[start]
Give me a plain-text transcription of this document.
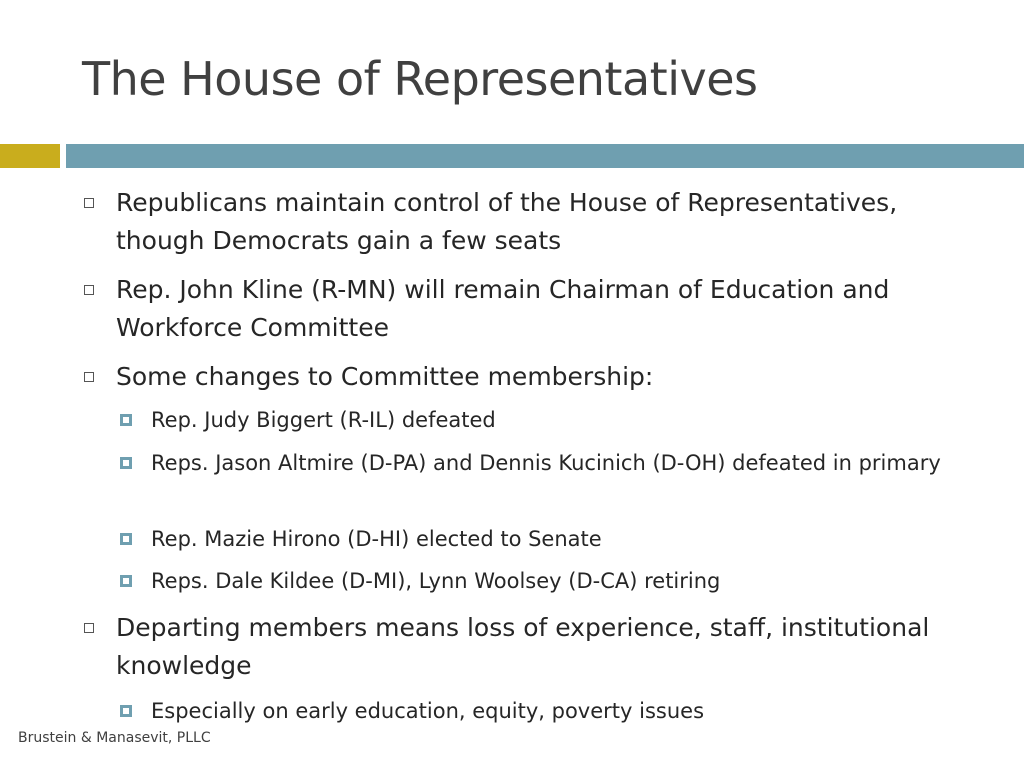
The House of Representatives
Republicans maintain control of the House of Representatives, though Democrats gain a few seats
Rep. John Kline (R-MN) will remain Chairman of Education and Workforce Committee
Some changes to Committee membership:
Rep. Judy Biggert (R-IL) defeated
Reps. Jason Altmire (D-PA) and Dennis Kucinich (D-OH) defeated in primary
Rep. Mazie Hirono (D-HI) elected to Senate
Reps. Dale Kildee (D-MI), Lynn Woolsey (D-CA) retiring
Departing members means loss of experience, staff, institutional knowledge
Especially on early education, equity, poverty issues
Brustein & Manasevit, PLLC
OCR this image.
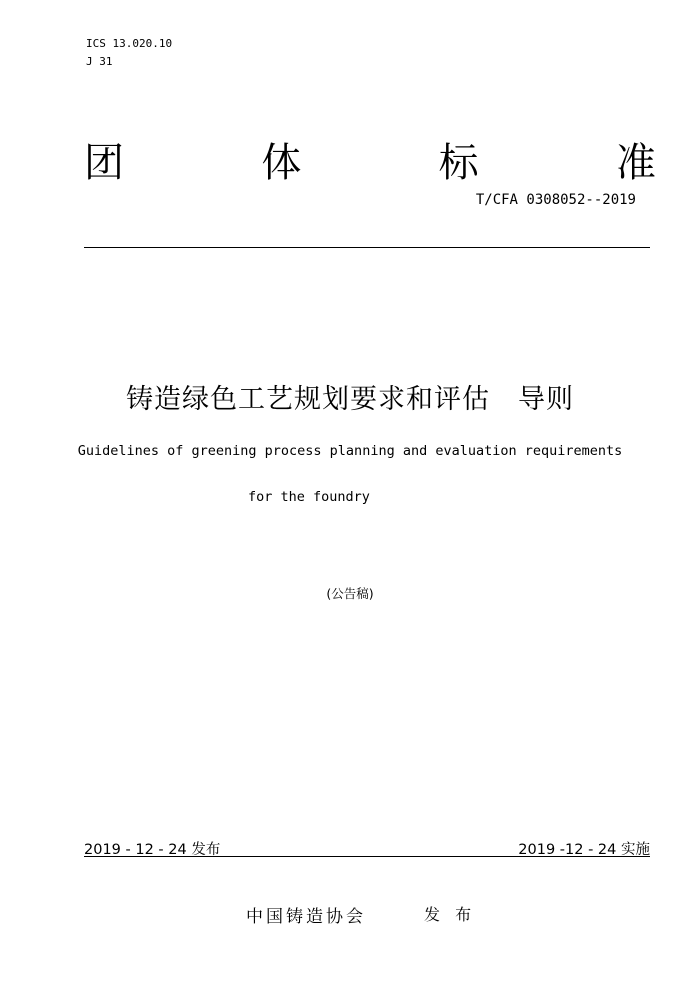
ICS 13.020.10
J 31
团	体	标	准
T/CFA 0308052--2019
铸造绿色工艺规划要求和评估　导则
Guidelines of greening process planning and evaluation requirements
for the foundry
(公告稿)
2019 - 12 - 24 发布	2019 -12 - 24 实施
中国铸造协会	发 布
[end]
[start]
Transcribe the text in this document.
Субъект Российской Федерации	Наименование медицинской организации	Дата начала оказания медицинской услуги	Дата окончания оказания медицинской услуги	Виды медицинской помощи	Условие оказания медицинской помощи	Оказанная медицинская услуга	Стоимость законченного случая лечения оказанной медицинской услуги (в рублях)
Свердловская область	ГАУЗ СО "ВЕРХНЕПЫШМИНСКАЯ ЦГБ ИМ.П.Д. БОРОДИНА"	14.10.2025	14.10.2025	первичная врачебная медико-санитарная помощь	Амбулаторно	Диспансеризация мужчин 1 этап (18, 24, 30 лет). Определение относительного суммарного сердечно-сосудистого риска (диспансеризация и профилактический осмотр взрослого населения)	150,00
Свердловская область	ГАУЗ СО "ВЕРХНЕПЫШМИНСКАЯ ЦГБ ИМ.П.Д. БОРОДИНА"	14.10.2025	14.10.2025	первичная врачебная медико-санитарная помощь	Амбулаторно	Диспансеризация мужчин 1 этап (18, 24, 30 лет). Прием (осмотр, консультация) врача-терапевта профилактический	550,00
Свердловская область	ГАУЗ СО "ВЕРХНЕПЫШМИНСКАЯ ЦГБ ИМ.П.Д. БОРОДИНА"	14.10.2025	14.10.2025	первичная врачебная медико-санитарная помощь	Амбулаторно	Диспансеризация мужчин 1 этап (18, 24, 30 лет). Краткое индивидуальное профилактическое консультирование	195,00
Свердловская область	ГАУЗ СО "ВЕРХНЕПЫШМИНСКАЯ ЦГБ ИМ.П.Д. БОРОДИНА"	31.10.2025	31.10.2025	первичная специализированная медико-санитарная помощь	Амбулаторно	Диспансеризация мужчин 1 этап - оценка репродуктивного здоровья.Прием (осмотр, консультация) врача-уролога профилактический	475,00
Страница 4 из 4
[end]
• What to work on:
Where a line of the entries contains the word "Committee", copy that line.

• Task answer:
Rep. John Kline (R-MN) will remain Chairman of Education and Workforce Committee
Some changes to Committee membership:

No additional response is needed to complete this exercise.